[Dataset rows]
▼

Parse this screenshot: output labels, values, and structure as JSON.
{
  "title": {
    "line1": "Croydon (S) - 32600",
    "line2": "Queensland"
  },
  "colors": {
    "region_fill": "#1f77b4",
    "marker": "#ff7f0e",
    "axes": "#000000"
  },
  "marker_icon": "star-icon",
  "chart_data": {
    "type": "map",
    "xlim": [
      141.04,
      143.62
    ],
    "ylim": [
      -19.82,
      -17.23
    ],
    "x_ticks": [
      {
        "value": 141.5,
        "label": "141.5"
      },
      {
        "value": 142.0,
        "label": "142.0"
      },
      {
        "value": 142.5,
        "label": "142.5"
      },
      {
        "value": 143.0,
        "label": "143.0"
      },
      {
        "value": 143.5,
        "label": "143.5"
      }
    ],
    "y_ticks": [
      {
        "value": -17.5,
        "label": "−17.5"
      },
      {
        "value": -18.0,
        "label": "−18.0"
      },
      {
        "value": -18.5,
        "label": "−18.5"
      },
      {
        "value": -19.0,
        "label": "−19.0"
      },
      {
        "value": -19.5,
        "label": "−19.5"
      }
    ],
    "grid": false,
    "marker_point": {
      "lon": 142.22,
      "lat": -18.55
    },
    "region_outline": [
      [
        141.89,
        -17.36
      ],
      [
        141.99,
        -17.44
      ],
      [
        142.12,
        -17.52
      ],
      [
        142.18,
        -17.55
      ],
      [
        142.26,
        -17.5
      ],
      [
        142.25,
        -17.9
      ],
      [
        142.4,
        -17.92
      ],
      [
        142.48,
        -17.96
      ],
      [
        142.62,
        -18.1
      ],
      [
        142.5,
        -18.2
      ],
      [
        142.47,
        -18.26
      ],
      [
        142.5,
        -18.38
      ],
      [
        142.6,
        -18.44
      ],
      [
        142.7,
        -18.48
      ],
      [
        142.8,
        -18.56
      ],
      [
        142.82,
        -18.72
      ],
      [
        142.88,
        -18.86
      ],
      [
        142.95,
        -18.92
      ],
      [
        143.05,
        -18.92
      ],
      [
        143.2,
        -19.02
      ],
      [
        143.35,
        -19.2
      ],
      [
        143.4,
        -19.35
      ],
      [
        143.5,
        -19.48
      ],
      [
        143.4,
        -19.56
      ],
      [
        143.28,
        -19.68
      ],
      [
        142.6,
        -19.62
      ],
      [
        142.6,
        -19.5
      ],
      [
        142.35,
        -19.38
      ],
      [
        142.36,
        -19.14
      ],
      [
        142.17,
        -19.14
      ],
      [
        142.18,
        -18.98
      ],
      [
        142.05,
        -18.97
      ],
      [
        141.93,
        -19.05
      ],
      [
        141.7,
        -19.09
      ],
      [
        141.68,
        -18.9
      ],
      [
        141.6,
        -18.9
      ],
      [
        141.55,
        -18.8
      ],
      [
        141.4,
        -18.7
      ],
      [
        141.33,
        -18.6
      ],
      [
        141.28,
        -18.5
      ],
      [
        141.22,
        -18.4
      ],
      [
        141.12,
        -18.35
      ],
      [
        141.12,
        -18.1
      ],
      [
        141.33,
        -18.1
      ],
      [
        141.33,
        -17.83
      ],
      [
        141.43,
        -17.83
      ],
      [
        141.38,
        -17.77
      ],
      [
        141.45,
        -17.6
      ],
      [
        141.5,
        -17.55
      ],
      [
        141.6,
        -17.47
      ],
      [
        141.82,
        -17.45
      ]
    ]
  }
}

▲

* Task details: Copy out each line above, character for character.

* Final result:
Parse this screenshot: output labels, values, and structure as JSON.
{
  "title": {
    "line1": "Croydon (S) - 32600",
    "line2": "Queensland"
  },
  "colors": {
    "region_fill": "#1f77b4",
    "marker": "#ff7f0e",
    "axes": "#000000"
  },
  "marker_icon": "star-icon",
  "chart_data": {
    "type": "map",
    "xlim": [
      141.04,
      143.62
    ],
    "ylim": [
      -19.82,
      -17.23
    ],
    "x_ticks": [
      {
        "value": 141.5,
        "label": "141.5"
      },
      {
        "value": 142.0,
        "label": "142.0"
      },
      {
        "value": 142.5,
        "label": "142.5"
      },
      {
        "value": 143.0,
        "label": "143.0"
      },
      {
        "value": 143.5,
        "label": "143.5"
      }
    ],
    "y_ticks": [
      {
        "value": -17.5,
        "label": "−17.5"
      },
      {
        "value": -18.0,
        "label": "−18.0"
      },
      {
        "value": -18.5,
        "label": "−18.5"
      },
      {
        "value": -19.0,
        "label": "−19.0"
      },
      {
        "value": -19.5,
        "label": "−19.5"
      }
    ],
    "grid": false,
    "marker_point": {
      "lon": 142.22,
      "lat": -18.55
    },
    "region_outline": [
      [
        141.89,
        -17.36
      ],
      [
        141.99,
        -17.44
      ],
      [
        142.12,
        -17.52
      ],
      [
        142.18,
        -17.55
      ],
      [
        142.26,
        -17.5
      ],
      [
        142.25,
        -17.9
      ],
      [
        142.4,
        -17.92
      ],
      [
        142.48,
        -17.96
      ],
      [
        142.62,
        -18.1
      ],
      [
        142.5,
        -18.2
      ],
      [
        142.47,
        -18.26
      ],
      [
        142.5,
        -18.38
      ],
      [
        142.6,
        -18.44
      ],
      [
        142.7,
        -18.48
      ],
      [
        142.8,
        -18.56
      ],
      [
        142.82,
        -18.72
      ],
      [
        142.88,
        -18.86
      ],
      [
        142.95,
        -18.92
      ],
      [
        143.05,
        -18.92
      ],
      [
        143.2,
        -19.02
      ],
      [
        143.35,
        -19.2
      ],
      [
        143.4,
        -19.35
      ],
      [
        143.5,
        -19.48
      ],
      [
        143.4,
        -19.56
      ],
      [
        143.28,
        -19.68
      ],
      [
        142.6,
        -19.62
      ],
      [
        142.6,
        -19.5
      ],
      [
        142.35,
        -19.38
      ],
      [
        142.36,
        -19.14
      ],
      [
        142.17,
        -19.14
      ],
      [
        142.18,
        -18.98
      ],
      [
        142.05,
        -18.97
      ],
      [
        141.93,
        -19.05
      ],
      [
        141.7,
        -19.09
      ],
      [
        141.68,
        -18.9
      ],
      [
        141.6,
        -18.9
      ],
      [
        141.55,
        -18.8
      ],
      [
        141.4,
        -18.7
      ],
      [
        141.33,
        -18.6
      ],
      [
        141.28,
        -18.5
      ],
      [
        141.22,
        -18.4
      ],
      [
        141.12,
        -18.35
      ],
      [
        141.12,
        -18.1
      ],
      [
        141.33,
        -18.1
      ],
      [
        141.33,
        -17.83
      ],
      [
        141.43,
        -17.83
      ],
      [
        141.38,
        -17.77
      ],
      [
        141.45,
        -17.6
      ],
      [
        141.5,
        -17.55
      ],
      [
        141.6,
        -17.47
      ],
      [
        141.82,
        -17.45
      ]
    ]
  }
}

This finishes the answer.